SOURCE PASSAGE:

--- begin ---

So Gregg I plan on buying the wood Thursday and hope to start cutting this weekend, and tips before I power up the saws? Also to anyone, do I start a new post when I start getting some pictures of the project or just add them here?


----------



## bambino

I think i would start a new thread with a new title once you get things going that way we can help along the way and start fresh.:T



By the way i'm looking forward to seeing your progress.


----------



## Stroh

Think I could rename them "Strohments" or would that be stealing from Mr. Holtz?:bigsmile:


----------



## bambino

Stroh said:


> Think I could rename them "Strohments" or would that be stealing from Mr. Holtz?:bigsmile:


How about the Strohster making a Statement.


----------



## Stroh

I like!!! :rofl:


----------



## Stroh

All jokes aside I really do need to decide on a finish for these. I know I want something completely off the wall. Like automotive Candy apple red or maybe the little 1 inch square tiles you see on back-splashes in kitchens. Maybe I will find a way to make it resemble the old Z-28 out in the garage? nothing is off limits here!!!


----------



## bambino

Stroh said:


> All jokes aside I really do need to decide on a finish for these. I know I want something completely off the wall. Like automotive Candy apple red or maybe the little 1 inch square tiles you see on back-splashes in kitchens. Maybe I will find a way to make it resemble the old Z-28 out in the garage? nothing is off limits here!!!


I will be completely jealous if you go with candy red, i wanted to do mine House of color blue blood red or victory red being that i thought my wife would go for it cause she loves the color so much but she said no due to the fact they won't go with the decor of the room they are going in but a buddy of mine is surely going to shoot them with some sort of automotive paint. I had thought of veneer but thought i'd like the sheen of paint over wood, now i just have to choose a color.

So i guess to get to your project i would go for the paint over the tiles for sure unless you did like stainless steel tiles which are pricey.


----------



## Stroh

Ok I just stacked up 5 foot of speakers, these are gonna be huge!!! What size room are people putting these in? (my room is 19x12)

--- end ---

TASKS TO CARRY OUT:
**1.** Answer these from the speaker-building thread:
(a) On what day does Stroh plan to buy the wood?
(b) What does bambino suggest doing once pictures of the project are ready?
(c) What size is Stroh's room?
**2.** Quote the speaker-building thread word for word, starting at "So Gregg I plan" and ending at "add them here?".
**3.** Extend the speaker-building thread with further posts that follow on from its last one.
The data that comes after this speaker-building thread is separate material.

DATASET RECORDS:
--- begin ---

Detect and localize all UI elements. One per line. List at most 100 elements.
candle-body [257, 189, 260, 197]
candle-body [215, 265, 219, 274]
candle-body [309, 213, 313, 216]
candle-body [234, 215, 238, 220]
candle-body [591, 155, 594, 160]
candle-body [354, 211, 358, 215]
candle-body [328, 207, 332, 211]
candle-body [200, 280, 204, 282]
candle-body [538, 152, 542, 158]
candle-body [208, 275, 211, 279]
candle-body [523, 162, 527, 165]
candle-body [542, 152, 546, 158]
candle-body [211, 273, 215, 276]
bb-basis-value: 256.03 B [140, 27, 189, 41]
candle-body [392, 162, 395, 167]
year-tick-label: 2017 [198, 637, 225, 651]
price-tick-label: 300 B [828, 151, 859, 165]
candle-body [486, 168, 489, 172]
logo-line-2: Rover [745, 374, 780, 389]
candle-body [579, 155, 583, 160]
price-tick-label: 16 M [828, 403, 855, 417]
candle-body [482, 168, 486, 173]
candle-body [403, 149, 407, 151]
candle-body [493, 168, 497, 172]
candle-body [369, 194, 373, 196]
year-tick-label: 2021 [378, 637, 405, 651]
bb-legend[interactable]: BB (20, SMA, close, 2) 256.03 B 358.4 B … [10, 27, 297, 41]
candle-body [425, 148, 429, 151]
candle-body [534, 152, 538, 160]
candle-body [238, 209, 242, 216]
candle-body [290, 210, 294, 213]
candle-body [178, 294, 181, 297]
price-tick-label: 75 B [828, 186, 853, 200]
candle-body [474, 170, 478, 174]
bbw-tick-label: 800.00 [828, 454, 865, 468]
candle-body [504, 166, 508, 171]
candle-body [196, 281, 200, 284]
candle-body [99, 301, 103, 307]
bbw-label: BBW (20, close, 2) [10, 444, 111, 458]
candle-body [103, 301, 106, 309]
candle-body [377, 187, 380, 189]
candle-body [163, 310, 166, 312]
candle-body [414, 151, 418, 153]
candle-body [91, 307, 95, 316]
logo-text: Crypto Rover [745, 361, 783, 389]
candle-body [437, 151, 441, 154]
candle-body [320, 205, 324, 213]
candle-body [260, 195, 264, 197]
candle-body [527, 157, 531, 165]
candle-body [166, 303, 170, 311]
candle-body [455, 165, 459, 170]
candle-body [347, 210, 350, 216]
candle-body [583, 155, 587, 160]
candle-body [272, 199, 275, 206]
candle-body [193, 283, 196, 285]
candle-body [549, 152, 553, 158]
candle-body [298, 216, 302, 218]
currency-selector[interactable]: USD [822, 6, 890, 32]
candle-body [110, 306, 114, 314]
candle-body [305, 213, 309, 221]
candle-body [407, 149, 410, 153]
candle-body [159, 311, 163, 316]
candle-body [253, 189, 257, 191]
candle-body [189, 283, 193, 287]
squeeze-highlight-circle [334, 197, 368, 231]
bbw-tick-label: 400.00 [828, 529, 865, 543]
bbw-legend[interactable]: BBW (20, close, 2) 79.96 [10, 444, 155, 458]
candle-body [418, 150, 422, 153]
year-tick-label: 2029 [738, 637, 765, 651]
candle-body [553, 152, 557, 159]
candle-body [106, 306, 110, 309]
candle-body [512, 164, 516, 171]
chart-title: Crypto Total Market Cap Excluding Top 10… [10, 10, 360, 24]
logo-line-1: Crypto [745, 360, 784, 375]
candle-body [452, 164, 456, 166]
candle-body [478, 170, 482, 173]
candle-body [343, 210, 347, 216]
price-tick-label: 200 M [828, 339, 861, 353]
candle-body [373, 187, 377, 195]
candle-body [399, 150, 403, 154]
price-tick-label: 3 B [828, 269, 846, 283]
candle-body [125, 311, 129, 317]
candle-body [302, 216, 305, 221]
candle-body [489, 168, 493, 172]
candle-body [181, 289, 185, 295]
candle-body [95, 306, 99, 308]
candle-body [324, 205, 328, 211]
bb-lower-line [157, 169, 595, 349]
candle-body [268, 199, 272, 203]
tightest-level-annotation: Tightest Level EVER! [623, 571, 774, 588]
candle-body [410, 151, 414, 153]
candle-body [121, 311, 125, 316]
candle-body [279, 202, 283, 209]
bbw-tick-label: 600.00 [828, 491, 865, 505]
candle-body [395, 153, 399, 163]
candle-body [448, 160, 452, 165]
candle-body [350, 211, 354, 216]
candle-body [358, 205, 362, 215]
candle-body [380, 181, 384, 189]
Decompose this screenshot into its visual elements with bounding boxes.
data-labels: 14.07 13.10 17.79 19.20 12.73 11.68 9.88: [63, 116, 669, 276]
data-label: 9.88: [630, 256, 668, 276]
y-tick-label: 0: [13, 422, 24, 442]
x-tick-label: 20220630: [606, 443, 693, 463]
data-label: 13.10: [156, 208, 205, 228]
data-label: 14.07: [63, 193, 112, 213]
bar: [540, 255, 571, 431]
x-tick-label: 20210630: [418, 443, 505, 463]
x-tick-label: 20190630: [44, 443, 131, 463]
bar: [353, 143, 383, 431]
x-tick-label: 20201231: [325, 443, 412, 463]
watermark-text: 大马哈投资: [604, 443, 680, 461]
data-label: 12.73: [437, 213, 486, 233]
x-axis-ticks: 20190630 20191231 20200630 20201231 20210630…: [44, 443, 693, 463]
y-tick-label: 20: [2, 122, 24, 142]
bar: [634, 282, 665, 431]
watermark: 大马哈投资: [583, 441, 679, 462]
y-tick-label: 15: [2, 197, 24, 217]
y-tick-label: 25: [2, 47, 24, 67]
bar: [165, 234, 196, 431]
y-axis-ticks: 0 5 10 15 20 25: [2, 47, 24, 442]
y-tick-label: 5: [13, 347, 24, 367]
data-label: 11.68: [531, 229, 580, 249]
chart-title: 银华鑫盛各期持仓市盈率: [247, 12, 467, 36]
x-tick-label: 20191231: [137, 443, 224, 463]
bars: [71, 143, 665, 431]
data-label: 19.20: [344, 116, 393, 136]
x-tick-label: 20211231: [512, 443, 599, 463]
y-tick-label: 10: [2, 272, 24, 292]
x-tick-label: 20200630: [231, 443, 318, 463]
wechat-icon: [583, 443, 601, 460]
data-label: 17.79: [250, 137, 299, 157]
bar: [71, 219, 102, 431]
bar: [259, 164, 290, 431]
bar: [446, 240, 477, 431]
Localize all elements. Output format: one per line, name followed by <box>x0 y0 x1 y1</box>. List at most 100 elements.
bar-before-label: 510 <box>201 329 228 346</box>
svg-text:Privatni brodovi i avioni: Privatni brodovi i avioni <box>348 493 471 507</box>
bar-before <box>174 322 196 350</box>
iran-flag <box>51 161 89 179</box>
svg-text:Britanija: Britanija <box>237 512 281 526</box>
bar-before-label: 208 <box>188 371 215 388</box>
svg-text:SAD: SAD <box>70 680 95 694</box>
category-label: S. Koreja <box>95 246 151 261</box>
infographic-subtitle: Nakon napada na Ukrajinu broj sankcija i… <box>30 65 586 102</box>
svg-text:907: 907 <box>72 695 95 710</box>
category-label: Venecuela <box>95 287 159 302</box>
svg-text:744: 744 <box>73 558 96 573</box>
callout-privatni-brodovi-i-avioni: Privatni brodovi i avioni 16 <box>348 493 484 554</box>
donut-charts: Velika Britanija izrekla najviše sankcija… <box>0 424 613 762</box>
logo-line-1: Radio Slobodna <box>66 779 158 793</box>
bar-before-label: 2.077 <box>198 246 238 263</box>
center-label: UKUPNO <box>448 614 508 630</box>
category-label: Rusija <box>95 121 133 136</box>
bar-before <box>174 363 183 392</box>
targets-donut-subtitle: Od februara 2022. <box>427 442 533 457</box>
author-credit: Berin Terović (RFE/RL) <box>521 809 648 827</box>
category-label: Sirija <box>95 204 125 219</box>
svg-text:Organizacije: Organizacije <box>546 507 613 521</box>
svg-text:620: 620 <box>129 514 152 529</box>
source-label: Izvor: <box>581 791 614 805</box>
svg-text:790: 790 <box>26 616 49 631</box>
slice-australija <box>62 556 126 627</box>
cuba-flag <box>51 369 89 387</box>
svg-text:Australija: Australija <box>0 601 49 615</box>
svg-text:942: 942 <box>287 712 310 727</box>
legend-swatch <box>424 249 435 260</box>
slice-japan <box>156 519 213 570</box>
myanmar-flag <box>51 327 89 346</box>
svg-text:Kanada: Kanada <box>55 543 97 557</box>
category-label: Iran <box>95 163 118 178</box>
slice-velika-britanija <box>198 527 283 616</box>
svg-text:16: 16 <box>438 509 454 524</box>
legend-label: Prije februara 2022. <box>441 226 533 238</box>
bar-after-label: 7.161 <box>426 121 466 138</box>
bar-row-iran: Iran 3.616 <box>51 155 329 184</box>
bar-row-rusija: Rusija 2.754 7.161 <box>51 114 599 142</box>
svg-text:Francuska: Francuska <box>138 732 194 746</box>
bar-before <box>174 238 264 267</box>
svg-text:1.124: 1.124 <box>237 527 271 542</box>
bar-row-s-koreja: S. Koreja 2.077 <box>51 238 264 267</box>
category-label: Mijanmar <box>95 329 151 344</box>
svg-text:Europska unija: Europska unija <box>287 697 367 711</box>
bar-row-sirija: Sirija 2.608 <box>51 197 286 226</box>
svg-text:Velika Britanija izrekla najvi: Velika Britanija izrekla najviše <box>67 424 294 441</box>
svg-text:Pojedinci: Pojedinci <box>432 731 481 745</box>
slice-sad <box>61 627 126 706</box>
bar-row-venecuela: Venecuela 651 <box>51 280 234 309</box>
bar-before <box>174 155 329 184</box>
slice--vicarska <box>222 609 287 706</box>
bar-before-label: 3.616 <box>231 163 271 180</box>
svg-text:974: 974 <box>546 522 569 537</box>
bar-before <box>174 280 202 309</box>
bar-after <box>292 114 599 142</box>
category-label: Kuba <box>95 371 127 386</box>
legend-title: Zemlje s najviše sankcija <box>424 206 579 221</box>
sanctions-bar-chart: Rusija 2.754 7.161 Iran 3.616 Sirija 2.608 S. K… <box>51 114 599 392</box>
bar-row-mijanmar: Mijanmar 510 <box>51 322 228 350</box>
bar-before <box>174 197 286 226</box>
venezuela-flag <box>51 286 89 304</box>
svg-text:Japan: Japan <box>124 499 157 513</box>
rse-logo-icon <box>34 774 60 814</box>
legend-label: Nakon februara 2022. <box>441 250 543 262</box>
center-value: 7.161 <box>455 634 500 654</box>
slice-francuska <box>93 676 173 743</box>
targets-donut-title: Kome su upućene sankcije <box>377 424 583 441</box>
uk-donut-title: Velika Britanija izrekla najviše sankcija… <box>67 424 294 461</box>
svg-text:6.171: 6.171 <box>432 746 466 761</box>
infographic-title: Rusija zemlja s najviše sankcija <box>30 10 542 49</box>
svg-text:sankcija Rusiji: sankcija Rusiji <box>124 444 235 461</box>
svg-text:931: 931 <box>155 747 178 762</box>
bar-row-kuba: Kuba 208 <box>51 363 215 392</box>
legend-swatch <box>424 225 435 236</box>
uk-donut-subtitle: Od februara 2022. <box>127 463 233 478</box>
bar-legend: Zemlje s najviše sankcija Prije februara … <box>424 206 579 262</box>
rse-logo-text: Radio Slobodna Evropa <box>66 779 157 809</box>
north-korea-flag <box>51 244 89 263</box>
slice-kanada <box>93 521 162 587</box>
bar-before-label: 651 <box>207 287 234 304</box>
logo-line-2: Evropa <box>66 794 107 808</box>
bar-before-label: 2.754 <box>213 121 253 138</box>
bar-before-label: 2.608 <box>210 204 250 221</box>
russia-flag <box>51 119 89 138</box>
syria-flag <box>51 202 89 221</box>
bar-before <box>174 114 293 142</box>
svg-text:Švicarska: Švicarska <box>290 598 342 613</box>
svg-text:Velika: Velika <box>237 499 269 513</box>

--- end ---

OUTPUTS BY TASK:
**1.**
(a) Thursday.
(b) Start a new thread with a new title.
(c) 19x12.

**2.**
So Gregg I plan on buying the wood Thursday and hope to start cutting this weekend, and tips before I power up the saws? Also to anyone, do I start a new post when I start getting some pictures of the project or just add them here?

**3.**
----------



## bambino

5ft. tall by how deep? Yeah they will take up some realistate but your room size seems large enough to handle them. I have the same concern with mine as my room is only abit larger then yours but in the end i can live without the floor space, it will be worth it.:T


----------



## Stroh

The way I have read about 19.5 inches deep plus you need 18 inches behind them for breathing room. I don't mind doing it if it makes sense acoustically, appearance is not a problem!


----------



## Stroh

Ladies and Gentlemen I have 4 sheets of MDF in my garage! I hope to have you guys some pictures this weekend.


----------



## bambino

Thats good news i'll bet your all pumped up :flex:. Looking forward to seeing some progress.:T


----------



## GPHammer

Stroh

Sorry I disappeared for a couple of days, I work a 19 hour day every Tuesday morning till Wednesday morning for the next 8 weeks or until I win lotto.
I will have to figure out how to up load pics and than I can show you some of the things I did. I am just finishing another set of statements with a co worker and starting a set of mini's with our carpenter at work, he will not need help.

Do you have a table saw or are you using a circ saw? 
I cut all 14 1/2 inch pieces first, refer to drawing 5 of 5 , piece B, D, I, J, E, F, H, G
Than I cut all the 10 inch pieces F, G, H, L (note piece L may not be on the drawing)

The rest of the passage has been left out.